--- Aim ---
Repeat each entry exactly and drop the pictures.
——————
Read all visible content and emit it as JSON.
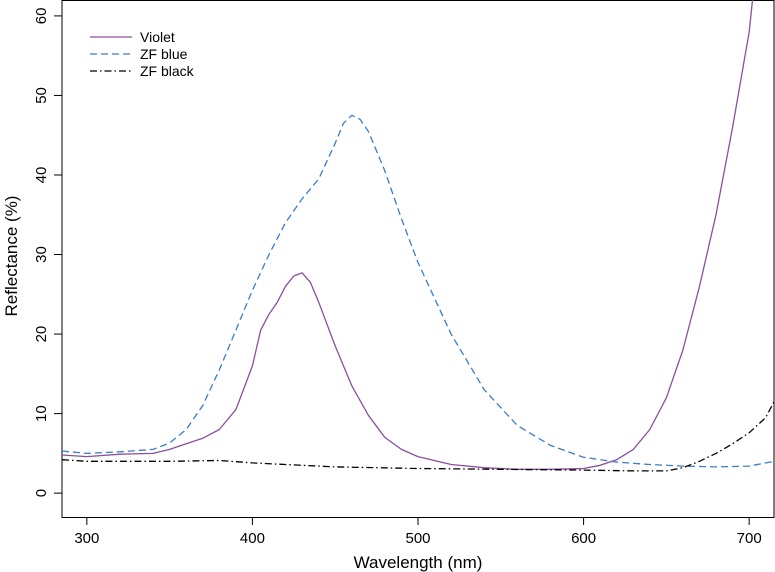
{
  "chart_data": {
    "type": "line",
    "title": "",
    "xlabel": "Wavelength (nm)",
    "ylabel": "Reflectance (%)",
    "xlim": [
      285,
      715
    ],
    "ylim": [
      -3,
      62
    ],
    "xticks": [
      300,
      400,
      500,
      600,
      700
    ],
    "yticks": [
      0,
      10,
      20,
      30,
      40,
      50,
      60
    ],
    "grid": false,
    "legend_position": "top-left",
    "series": [
      {
        "name": "Violet",
        "color": "#8a4fa0",
        "dash": "solid",
        "x": [
          285,
          300,
          320,
          340,
          350,
          360,
          370,
          380,
          390,
          400,
          405,
          410,
          415,
          420,
          425,
          430,
          435,
          440,
          450,
          460,
          470,
          480,
          490,
          500,
          520,
          540,
          560,
          580,
          600,
          610,
          620,
          630,
          640,
          650,
          660,
          670,
          680,
          690,
          700,
          702
        ],
        "y": [
          4.8,
          4.6,
          4.9,
          5.0,
          5.5,
          6.2,
          6.9,
          8.0,
          10.5,
          16.0,
          20.5,
          22.5,
          24.0,
          26.0,
          27.3,
          27.7,
          26.5,
          24.0,
          18.5,
          13.5,
          9.8,
          7.0,
          5.5,
          4.6,
          3.6,
          3.2,
          3.0,
          3.0,
          3.1,
          3.5,
          4.2,
          5.5,
          8.0,
          12.0,
          18.0,
          26.0,
          35.0,
          46.0,
          58.0,
          62.0
        ]
      },
      {
        "name": "ZF blue",
        "color": "#3a7cc9",
        "dash": "dashed",
        "x": [
          285,
          300,
          320,
          340,
          350,
          360,
          370,
          380,
          390,
          400,
          410,
          420,
          430,
          440,
          450,
          455,
          460,
          465,
          470,
          480,
          490,
          500,
          520,
          540,
          560,
          580,
          600,
          620,
          640,
          660,
          680,
          700,
          715
        ],
        "y": [
          5.3,
          5.0,
          5.2,
          5.5,
          6.3,
          8.0,
          11.0,
          15.5,
          20.5,
          25.5,
          30.0,
          34.0,
          37.0,
          39.5,
          44.0,
          46.5,
          47.5,
          47.0,
          45.5,
          40.5,
          34.5,
          29.0,
          20.0,
          13.0,
          8.5,
          6.0,
          4.5,
          3.9,
          3.6,
          3.4,
          3.3,
          3.4,
          4.0
        ]
      },
      {
        "name": "ZF black",
        "color": "#000000",
        "dash": "dashdot",
        "x": [
          285,
          300,
          350,
          380,
          400,
          420,
          450,
          500,
          550,
          600,
          630,
          650,
          660,
          670,
          680,
          690,
          700,
          710,
          715
        ],
        "y": [
          4.2,
          4.0,
          4.0,
          4.1,
          3.8,
          3.6,
          3.3,
          3.1,
          3.0,
          2.9,
          2.8,
          2.8,
          3.2,
          4.0,
          5.0,
          6.2,
          7.6,
          9.5,
          11.5
        ]
      }
    ]
  }
}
——————
--- Final answer ---
Read all visible content and emit it as JSON.
{
  "chart_data": {
    "type": "line",
    "title": "",
    "xlabel": "Wavelength (nm)",
    "ylabel": "Reflectance (%)",
    "xlim": [
      285,
      715
    ],
    "ylim": [
      -3,
      62
    ],
    "xticks": [
      300,
      400,
      500,
      600,
      700
    ],
    "yticks": [
      0,
      10,
      20,
      30,
      40,
      50,
      60
    ],
    "grid": false,
    "legend_position": "top-left",
    "series": [
      {
        "name": "Violet",
        "color": "#8a4fa0",
        "dash": "solid",
        "x": [
          285,
          300,
          320,
          340,
          350,
          360,
          370,
          380,
          390,
          400,
          405,
          410,
          415,
          420,
          425,
          430,
          435,
          440,
          450,
          460,
          470,
          480,
          490,
          500,
          520,
          540,
          560,
          580,
          600,
          610,
          620,
          630,
          640,
          650,
          660,
          670,
          680,
          690,
          700,
          702
        ],
        "y": [
          4.8,
          4.6,
          4.9,
          5.0,
          5.5,
          6.2,
          6.9,
          8.0,
          10.5,
          16.0,
          20.5,
          22.5,
          24.0,
          26.0,
          27.3,
          27.7,
          26.5,
          24.0,
          18.5,
          13.5,
          9.8,
          7.0,
          5.5,
          4.6,
          3.6,
          3.2,
          3.0,
          3.0,
          3.1,
          3.5,
          4.2,
          5.5,
          8.0,
          12.0,
          18.0,
          26.0,
          35.0,
          46.0,
          58.0,
          62.0
        ]
      },
      {
        "name": "ZF blue",
        "color": "#3a7cc9",
        "dash": "dashed",
        "x": [
          285,
          300,
          320,
          340,
          350,
          360,
          370,
          380,
          390,
          400,
          410,
          420,
          430,
          440,
          450,
          455,
          460,
          465,
          470,
          480,
          490,
          500,
          520,
          540,
          560,
          580,
          600,
          620,
          640,
          660,
          680,
          700,
          715
        ],
        "y": [
          5.3,
          5.0,
          5.2,
          5.5,
          6.3,
          8.0,
          11.0,
          15.5,
          20.5,
          25.5,
          30.0,
          34.0,
          37.0,
          39.5,
          44.0,
          46.5,
          47.5,
          47.0,
          45.5,
          40.5,
          34.5,
          29.0,
          20.0,
          13.0,
          8.5,
          6.0,
          4.5,
          3.9,
          3.6,
          3.4,
          3.3,
          3.4,
          4.0
        ]
      },
      {
        "name": "ZF black",
        "color": "#000000",
        "dash": "dashdot",
        "x": [
          285,
          300,
          350,
          380,
          400,
          420,
          450,
          500,
          550,
          600,
          630,
          650,
          660,
          670,
          680,
          690,
          700,
          710,
          715
        ],
        "y": [
          4.2,
          4.0,
          4.0,
          4.1,
          3.8,
          3.6,
          3.3,
          3.1,
          3.0,
          2.9,
          2.8,
          2.8,
          3.2,
          4.0,
          5.0,
          6.2,
          7.6,
          9.5,
          11.5
        ]
      }
    ]
  }
}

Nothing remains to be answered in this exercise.